About this task ->
Could you please retype the records exactly, minus their pictures?
*** Information given ***
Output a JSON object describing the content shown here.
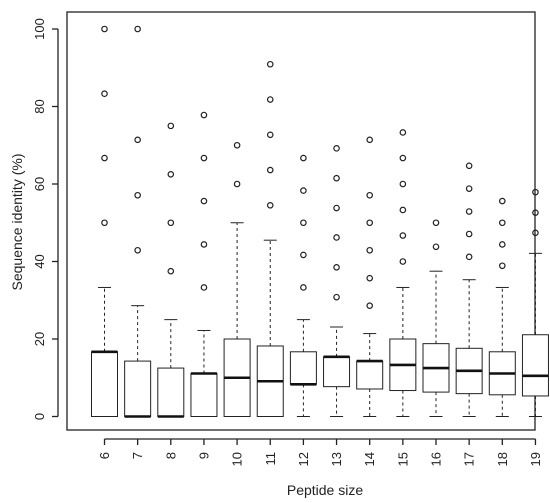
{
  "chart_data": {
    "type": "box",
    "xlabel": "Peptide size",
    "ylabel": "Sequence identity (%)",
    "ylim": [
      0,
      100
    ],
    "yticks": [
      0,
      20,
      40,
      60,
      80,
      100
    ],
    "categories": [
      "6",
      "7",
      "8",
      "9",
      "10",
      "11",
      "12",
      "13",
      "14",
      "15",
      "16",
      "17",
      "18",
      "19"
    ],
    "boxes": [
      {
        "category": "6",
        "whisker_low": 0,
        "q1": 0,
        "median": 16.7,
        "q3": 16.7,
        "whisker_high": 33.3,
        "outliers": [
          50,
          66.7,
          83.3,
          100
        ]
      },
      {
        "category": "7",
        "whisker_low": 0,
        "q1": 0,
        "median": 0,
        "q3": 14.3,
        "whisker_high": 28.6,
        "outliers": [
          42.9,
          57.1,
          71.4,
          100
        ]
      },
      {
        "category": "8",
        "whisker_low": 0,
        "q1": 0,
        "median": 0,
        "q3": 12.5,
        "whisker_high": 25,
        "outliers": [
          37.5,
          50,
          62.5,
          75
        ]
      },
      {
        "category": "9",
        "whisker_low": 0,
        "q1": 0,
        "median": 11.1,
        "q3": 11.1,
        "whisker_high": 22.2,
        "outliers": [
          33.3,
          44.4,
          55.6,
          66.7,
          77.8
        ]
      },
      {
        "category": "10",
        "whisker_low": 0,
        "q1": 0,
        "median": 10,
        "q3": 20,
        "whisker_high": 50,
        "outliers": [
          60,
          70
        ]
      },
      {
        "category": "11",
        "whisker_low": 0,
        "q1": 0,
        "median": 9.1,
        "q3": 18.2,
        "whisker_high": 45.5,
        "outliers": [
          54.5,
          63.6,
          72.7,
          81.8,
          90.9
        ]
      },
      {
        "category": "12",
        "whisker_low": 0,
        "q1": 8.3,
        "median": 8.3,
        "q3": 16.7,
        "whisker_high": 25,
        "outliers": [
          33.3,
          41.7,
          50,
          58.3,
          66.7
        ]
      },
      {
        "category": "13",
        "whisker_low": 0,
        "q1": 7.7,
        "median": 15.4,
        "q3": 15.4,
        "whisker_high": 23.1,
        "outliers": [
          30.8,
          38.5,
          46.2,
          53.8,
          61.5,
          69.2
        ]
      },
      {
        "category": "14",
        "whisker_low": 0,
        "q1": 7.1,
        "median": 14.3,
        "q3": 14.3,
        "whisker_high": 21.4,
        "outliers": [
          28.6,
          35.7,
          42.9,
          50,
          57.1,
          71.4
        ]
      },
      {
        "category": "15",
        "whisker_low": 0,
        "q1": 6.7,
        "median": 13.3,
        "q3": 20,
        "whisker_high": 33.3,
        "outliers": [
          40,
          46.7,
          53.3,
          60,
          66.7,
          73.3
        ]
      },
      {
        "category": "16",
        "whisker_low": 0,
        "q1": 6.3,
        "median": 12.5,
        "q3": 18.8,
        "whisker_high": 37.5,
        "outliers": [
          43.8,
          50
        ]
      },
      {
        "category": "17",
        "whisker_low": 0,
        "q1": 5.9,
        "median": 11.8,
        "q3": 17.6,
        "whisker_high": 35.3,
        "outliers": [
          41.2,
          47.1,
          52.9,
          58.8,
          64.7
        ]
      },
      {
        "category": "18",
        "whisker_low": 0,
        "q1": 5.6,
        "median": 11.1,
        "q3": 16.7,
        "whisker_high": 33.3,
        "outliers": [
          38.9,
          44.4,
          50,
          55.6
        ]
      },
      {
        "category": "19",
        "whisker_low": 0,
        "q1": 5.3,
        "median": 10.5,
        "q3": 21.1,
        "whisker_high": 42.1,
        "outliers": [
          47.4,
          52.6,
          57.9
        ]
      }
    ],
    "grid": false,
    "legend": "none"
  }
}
*** End of Information given ***
Answer for this exercise ->
Output a JSON object describing the content shown here.
{
  "chart_data": {
    "type": "box",
    "xlabel": "Peptide size",
    "ylabel": "Sequence identity (%)",
    "ylim": [
      0,
      100
    ],
    "yticks": [
      0,
      20,
      40,
      60,
      80,
      100
    ],
    "categories": [
      "6",
      "7",
      "8",
      "9",
      "10",
      "11",
      "12",
      "13",
      "14",
      "15",
      "16",
      "17",
      "18",
      "19"
    ],
    "boxes": [
      {
        "category": "6",
        "whisker_low": 0,
        "q1": 0,
        "median": 16.7,
        "q3": 16.7,
        "whisker_high": 33.3,
        "outliers": [
          50,
          66.7,
          83.3,
          100
        ]
      },
      {
        "category": "7",
        "whisker_low": 0,
        "q1": 0,
        "median": 0,
        "q3": 14.3,
        "whisker_high": 28.6,
        "outliers": [
          42.9,
          57.1,
          71.4,
          100
        ]
      },
      {
        "category": "8",
        "whisker_low": 0,
        "q1": 0,
        "median": 0,
        "q3": 12.5,
        "whisker_high": 25,
        "outliers": [
          37.5,
          50,
          62.5,
          75
        ]
      },
      {
        "category": "9",
        "whisker_low": 0,
        "q1": 0,
        "median": 11.1,
        "q3": 11.1,
        "whisker_high": 22.2,
        "outliers": [
          33.3,
          44.4,
          55.6,
          66.7,
          77.8
        ]
      },
      {
        "category": "10",
        "whisker_low": 0,
        "q1": 0,
        "median": 10,
        "q3": 20,
        "whisker_high": 50,
        "outliers": [
          60,
          70
        ]
      },
      {
        "category": "11",
        "whisker_low": 0,
        "q1": 0,
        "median": 9.1,
        "q3": 18.2,
        "whisker_high": 45.5,
        "outliers": [
          54.5,
          63.6,
          72.7,
          81.8,
          90.9
        ]
      },
      {
        "category": "12",
        "whisker_low": 0,
        "q1": 8.3,
        "median": 8.3,
        "q3": 16.7,
        "whisker_high": 25,
        "outliers": [
          33.3,
          41.7,
          50,
          58.3,
          66.7
        ]
      },
      {
        "category": "13",
        "whisker_low": 0,
        "q1": 7.7,
        "median": 15.4,
        "q3": 15.4,
        "whisker_high": 23.1,
        "outliers": [
          30.8,
          38.5,
          46.2,
          53.8,
          61.5,
          69.2
        ]
      },
      {
        "category": "14",
        "whisker_low": 0,
        "q1": 7.1,
        "median": 14.3,
        "q3": 14.3,
        "whisker_high": 21.4,
        "outliers": [
          28.6,
          35.7,
          42.9,
          50,
          57.1,
          71.4
        ]
      },
      {
        "category": "15",
        "whisker_low": 0,
        "q1": 6.7,
        "median": 13.3,
        "q3": 20,
        "whisker_high": 33.3,
        "outliers": [
          40,
          46.7,
          53.3,
          60,
          66.7,
          73.3
        ]
      },
      {
        "category": "16",
        "whisker_low": 0,
        "q1": 6.3,
        "median": 12.5,
        "q3": 18.8,
        "whisker_high": 37.5,
        "outliers": [
          43.8,
          50
        ]
      },
      {
        "category": "17",
        "whisker_low": 0,
        "q1": 5.9,
        "median": 11.8,
        "q3": 17.6,
        "whisker_high": 35.3,
        "outliers": [
          41.2,
          47.1,
          52.9,
          58.8,
          64.7
        ]
      },
      {
        "category": "18",
        "whisker_low": 0,
        "q1": 5.6,
        "median": 11.1,
        "q3": 16.7,
        "whisker_high": 33.3,
        "outliers": [
          38.9,
          44.4,
          50,
          55.6
        ]
      },
      {
        "category": "19",
        "whisker_low": 0,
        "q1": 5.3,
        "median": 10.5,
        "q3": 21.1,
        "whisker_high": 42.1,
        "outliers": [
          47.4,
          52.6,
          57.9
        ]
      }
    ],
    "grid": false,
    "legend": "none"
  }
}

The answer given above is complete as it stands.